■ What you are asked to do:
If a line in the data below includes the string "ylabel", please return a copy of it.

START Dataset excerpts

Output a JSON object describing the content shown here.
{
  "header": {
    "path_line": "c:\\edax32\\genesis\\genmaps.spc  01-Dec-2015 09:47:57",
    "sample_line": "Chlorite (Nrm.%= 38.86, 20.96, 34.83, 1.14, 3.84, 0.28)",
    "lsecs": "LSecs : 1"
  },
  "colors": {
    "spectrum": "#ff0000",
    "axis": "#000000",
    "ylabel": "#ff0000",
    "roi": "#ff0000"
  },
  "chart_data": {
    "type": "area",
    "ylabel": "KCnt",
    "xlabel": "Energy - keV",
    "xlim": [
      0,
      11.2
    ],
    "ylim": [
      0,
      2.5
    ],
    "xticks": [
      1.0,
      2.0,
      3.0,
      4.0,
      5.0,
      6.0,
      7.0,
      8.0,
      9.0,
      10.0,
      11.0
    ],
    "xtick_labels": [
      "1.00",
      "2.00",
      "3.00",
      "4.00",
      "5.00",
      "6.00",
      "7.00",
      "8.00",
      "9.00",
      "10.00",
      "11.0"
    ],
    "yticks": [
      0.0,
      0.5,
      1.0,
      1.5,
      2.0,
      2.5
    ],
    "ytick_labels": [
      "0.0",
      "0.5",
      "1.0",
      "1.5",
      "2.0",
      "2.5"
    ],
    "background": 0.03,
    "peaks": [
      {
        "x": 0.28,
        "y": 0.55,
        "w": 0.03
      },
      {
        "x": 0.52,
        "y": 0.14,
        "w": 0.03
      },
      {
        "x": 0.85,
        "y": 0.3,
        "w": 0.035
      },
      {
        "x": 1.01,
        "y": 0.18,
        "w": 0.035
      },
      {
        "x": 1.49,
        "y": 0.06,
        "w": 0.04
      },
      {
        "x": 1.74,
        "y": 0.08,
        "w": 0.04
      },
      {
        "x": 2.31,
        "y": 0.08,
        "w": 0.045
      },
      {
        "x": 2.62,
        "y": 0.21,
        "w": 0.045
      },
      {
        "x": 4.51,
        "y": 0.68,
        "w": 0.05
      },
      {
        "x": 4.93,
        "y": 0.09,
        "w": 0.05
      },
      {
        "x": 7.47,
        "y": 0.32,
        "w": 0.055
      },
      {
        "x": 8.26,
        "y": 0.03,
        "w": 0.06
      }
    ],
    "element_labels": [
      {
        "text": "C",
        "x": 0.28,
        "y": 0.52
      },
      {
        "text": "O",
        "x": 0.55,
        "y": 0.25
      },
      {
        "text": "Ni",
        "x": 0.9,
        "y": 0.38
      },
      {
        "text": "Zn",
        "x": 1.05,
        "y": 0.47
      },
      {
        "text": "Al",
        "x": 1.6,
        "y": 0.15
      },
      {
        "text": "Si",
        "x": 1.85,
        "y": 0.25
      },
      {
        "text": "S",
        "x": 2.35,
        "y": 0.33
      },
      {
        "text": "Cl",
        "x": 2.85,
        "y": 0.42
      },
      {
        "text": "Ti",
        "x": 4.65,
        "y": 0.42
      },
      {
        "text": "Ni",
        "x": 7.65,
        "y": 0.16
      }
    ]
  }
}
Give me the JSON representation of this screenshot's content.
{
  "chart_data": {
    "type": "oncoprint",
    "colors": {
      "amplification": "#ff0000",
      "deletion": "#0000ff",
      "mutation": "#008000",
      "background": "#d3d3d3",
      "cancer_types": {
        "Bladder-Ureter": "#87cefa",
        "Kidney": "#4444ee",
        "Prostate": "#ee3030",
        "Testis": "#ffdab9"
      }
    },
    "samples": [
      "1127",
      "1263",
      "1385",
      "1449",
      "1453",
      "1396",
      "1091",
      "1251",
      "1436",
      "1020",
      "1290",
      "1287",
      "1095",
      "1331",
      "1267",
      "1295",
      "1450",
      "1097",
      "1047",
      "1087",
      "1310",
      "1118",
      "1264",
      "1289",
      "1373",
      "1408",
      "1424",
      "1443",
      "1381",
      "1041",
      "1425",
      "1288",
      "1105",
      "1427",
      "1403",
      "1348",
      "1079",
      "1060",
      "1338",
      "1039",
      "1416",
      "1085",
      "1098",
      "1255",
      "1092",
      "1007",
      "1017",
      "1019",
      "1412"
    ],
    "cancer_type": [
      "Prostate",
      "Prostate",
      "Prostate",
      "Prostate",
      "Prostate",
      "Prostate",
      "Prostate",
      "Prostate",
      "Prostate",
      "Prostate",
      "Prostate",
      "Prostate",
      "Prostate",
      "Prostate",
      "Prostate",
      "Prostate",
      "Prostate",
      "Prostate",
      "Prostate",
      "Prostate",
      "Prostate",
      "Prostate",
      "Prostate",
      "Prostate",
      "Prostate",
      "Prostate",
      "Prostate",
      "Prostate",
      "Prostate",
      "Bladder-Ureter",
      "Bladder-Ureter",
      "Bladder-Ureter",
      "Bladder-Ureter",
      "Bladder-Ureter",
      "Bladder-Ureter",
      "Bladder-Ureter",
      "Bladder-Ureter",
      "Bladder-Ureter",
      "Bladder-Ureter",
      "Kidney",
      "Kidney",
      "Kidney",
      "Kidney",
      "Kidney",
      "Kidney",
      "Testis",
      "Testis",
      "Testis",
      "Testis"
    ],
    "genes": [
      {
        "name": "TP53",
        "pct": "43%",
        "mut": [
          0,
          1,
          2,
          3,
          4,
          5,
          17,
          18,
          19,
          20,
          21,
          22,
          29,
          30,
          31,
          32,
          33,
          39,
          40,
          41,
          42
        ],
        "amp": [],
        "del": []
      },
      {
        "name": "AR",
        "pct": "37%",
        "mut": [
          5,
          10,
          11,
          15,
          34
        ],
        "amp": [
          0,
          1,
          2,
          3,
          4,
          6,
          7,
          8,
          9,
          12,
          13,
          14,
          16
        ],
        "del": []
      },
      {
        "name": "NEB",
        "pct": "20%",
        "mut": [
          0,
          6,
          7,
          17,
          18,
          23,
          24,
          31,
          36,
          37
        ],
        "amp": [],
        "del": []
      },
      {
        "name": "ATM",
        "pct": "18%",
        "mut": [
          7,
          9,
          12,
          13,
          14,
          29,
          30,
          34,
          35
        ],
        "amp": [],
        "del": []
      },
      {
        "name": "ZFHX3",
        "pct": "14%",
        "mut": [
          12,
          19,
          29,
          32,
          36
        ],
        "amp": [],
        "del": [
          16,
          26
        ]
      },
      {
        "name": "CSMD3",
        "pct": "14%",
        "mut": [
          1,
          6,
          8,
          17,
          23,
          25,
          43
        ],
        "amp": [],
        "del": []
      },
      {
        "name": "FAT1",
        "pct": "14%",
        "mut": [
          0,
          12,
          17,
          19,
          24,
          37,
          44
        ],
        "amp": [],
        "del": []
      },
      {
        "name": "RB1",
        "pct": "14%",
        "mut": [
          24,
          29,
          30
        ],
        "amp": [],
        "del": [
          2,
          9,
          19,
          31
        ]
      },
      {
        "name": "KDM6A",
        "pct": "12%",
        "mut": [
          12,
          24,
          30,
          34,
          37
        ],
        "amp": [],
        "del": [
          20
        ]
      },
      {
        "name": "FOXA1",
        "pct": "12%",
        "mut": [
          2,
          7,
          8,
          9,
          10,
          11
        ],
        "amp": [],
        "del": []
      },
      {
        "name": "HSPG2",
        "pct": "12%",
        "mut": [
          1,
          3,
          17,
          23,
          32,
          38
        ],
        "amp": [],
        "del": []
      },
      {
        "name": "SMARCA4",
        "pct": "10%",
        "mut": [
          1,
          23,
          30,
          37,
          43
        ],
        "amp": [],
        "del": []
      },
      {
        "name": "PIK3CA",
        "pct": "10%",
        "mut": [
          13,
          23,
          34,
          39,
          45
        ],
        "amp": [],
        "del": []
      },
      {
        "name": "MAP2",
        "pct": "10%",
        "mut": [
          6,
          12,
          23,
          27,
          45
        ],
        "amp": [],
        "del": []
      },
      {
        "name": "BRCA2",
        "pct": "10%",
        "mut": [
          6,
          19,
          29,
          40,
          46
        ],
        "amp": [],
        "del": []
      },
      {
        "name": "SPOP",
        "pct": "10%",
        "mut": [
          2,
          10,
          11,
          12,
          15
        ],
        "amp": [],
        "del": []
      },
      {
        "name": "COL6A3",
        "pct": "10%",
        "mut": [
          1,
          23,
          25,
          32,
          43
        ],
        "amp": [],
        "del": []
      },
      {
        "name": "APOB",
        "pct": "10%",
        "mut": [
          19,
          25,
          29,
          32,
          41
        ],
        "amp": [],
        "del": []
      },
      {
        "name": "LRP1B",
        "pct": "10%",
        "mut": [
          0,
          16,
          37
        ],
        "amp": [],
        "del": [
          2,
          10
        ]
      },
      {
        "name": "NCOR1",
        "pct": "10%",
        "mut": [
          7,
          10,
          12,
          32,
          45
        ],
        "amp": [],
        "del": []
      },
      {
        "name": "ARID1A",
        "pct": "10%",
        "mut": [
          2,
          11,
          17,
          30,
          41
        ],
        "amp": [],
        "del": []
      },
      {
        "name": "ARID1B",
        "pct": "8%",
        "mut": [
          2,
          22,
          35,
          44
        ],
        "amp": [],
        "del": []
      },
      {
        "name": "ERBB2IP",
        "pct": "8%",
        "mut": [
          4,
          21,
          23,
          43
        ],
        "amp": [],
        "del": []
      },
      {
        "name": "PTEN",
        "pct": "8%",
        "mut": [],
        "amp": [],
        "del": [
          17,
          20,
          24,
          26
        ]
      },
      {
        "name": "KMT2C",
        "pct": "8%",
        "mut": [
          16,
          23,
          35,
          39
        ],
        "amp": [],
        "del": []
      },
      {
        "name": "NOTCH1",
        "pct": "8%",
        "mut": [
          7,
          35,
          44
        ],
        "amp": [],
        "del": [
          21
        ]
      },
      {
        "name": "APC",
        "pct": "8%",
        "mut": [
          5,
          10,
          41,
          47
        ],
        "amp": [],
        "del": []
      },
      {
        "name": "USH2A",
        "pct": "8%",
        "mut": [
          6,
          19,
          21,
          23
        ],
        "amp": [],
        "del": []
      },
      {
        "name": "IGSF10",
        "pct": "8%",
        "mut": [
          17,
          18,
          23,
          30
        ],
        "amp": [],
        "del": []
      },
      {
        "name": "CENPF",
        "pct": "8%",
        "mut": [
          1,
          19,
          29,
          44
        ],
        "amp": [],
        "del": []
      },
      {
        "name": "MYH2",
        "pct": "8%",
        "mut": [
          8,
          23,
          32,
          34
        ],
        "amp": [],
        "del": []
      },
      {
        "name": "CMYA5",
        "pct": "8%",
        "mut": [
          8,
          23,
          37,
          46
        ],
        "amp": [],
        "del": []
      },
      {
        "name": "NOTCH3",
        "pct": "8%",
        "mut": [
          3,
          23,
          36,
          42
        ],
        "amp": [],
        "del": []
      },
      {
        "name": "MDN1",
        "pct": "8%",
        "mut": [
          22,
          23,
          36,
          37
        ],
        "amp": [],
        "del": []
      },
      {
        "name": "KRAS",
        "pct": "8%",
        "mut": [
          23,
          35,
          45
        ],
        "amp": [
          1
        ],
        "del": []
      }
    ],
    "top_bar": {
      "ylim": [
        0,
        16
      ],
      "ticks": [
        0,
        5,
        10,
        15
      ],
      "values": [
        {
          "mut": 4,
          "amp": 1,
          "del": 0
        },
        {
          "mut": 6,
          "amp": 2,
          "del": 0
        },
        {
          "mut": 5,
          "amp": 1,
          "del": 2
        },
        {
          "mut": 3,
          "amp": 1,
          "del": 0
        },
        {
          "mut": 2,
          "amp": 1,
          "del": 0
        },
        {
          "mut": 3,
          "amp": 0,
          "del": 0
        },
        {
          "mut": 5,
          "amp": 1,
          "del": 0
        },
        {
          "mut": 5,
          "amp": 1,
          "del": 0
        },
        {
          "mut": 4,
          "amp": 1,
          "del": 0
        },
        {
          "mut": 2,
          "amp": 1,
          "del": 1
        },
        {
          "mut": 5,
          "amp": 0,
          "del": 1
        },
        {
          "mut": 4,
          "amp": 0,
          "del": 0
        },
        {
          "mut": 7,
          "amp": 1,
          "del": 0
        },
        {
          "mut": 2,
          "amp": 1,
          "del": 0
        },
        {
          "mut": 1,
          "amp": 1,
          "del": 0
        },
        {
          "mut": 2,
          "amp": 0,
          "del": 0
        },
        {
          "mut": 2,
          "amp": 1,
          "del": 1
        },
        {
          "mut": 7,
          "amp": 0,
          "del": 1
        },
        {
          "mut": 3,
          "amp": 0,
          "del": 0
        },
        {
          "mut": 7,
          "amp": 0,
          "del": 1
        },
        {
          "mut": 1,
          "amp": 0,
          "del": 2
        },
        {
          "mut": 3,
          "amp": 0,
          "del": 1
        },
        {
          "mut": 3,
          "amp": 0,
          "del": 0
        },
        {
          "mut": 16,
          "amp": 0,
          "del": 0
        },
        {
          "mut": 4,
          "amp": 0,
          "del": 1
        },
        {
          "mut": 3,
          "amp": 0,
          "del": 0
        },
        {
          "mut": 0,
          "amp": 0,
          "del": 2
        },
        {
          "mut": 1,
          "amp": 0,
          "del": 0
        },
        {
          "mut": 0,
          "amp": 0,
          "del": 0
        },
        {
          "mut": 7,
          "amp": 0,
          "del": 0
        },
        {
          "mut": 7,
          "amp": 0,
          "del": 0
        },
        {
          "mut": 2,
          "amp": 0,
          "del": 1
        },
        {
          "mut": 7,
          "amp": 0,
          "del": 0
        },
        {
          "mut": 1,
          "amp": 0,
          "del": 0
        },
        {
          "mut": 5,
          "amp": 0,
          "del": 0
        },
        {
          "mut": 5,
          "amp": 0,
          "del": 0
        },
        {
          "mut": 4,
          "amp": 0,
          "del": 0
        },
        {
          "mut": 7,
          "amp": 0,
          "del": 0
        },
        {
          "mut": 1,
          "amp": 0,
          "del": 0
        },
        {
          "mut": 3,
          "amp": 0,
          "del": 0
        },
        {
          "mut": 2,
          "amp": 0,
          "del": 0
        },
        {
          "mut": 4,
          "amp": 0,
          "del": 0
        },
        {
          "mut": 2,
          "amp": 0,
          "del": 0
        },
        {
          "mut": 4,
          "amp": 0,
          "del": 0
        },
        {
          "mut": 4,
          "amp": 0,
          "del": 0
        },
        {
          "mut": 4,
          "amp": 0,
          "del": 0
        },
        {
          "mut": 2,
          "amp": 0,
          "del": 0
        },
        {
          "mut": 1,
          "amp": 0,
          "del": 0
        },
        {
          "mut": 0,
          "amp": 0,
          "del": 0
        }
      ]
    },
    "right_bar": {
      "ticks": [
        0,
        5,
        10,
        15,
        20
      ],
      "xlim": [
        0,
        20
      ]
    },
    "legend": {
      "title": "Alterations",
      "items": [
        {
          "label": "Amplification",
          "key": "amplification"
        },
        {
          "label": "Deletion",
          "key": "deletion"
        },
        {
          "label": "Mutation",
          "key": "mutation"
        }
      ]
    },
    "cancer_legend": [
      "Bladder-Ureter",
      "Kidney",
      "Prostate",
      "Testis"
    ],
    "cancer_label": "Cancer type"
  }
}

END Dataset excerpts
START Dataset excerpts

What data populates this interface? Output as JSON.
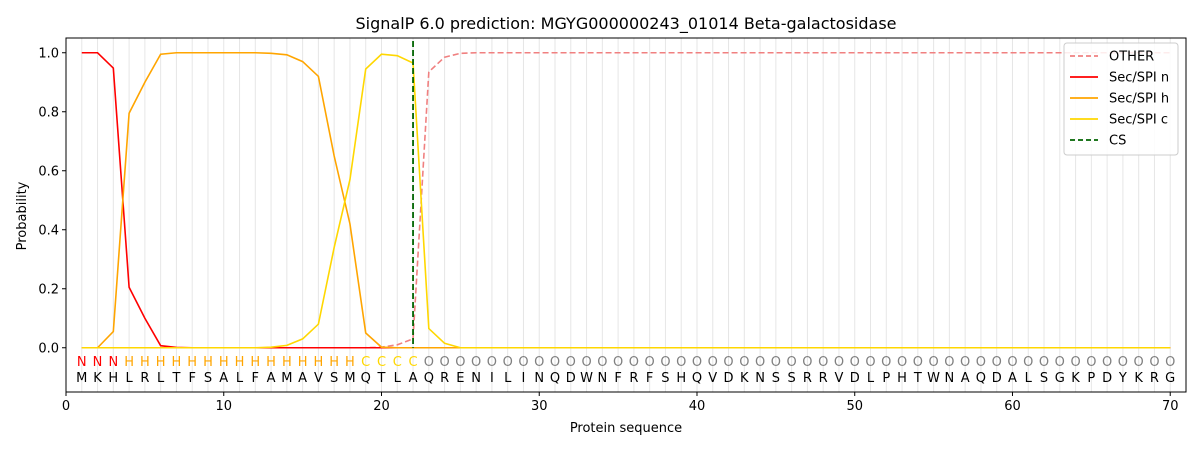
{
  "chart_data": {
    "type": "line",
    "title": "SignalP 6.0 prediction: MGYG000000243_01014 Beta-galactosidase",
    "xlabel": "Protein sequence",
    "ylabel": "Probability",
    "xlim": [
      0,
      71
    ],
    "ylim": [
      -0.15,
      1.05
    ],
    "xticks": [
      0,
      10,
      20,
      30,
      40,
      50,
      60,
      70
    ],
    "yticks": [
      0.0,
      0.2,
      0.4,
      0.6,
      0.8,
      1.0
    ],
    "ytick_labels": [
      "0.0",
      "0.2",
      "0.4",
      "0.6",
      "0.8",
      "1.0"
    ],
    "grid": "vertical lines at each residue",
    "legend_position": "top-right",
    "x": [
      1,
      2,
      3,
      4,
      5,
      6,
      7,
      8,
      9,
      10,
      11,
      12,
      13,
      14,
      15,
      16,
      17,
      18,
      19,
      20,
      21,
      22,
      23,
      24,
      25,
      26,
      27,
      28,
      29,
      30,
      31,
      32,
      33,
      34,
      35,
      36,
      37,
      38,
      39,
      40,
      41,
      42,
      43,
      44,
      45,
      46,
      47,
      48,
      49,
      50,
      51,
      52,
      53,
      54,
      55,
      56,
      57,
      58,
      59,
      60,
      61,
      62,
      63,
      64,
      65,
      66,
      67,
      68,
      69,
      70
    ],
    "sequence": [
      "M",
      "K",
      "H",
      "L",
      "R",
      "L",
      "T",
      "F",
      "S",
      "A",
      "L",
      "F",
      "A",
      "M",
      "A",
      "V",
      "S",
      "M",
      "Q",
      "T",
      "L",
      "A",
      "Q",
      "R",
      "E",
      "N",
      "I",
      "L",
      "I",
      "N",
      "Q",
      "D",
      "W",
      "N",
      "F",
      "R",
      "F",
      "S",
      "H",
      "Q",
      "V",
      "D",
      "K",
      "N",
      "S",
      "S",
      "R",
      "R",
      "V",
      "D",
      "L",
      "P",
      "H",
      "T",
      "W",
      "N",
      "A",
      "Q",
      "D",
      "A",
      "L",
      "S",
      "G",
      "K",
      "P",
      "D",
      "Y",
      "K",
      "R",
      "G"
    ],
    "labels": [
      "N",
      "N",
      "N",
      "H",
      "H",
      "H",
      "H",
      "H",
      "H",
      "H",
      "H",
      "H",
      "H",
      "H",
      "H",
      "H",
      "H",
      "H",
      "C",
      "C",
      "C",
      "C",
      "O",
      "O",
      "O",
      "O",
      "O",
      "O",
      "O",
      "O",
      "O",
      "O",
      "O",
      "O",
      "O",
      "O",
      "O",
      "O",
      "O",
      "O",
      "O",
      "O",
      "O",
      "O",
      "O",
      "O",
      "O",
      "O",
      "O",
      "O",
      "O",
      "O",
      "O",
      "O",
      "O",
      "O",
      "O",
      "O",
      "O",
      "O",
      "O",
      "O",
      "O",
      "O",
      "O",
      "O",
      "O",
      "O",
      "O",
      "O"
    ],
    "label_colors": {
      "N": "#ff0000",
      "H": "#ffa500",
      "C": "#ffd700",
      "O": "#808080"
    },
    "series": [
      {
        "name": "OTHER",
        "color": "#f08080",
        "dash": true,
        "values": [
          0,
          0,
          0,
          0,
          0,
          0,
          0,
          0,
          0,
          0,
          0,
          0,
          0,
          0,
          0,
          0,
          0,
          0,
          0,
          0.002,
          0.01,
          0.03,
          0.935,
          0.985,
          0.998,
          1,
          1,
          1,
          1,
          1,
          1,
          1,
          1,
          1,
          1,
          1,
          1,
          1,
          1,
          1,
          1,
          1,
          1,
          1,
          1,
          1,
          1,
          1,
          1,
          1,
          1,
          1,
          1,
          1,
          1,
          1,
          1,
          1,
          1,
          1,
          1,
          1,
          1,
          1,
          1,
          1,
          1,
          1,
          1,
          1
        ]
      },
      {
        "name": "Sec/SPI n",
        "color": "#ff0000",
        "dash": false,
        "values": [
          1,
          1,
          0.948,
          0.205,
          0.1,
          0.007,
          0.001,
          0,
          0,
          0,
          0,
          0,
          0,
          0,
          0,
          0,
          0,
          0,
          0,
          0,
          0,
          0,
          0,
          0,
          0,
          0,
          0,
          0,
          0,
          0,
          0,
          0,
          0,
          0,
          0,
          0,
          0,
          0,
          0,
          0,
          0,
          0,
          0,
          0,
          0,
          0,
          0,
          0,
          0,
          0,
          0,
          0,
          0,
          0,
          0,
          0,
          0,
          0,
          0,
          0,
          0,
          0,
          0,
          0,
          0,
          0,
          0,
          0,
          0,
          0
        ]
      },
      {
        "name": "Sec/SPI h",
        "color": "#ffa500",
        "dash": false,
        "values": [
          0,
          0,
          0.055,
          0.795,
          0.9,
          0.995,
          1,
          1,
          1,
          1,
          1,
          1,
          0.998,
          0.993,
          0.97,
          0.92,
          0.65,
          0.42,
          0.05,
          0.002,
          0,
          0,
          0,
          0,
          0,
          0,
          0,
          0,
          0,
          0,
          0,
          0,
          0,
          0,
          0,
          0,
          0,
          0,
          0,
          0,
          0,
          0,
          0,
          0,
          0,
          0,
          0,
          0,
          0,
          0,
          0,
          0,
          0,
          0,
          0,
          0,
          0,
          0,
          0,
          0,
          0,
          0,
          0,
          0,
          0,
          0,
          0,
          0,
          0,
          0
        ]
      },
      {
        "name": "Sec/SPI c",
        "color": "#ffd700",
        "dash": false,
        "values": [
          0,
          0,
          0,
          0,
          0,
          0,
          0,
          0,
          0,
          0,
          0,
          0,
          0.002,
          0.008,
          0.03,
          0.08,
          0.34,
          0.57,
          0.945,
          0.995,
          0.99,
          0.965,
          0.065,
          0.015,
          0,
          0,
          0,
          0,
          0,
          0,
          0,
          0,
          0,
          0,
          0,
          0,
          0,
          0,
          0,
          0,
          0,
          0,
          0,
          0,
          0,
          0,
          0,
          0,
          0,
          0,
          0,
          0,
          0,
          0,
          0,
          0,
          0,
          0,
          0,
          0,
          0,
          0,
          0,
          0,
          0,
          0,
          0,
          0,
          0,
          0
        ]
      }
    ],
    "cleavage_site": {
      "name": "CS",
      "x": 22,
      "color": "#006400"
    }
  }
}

END Dataset excerpts

■ Answer to the exercise:
    "ylabel": "#ff0000",
    "ylabel": "KCnt",
    "ylabel": "Probability",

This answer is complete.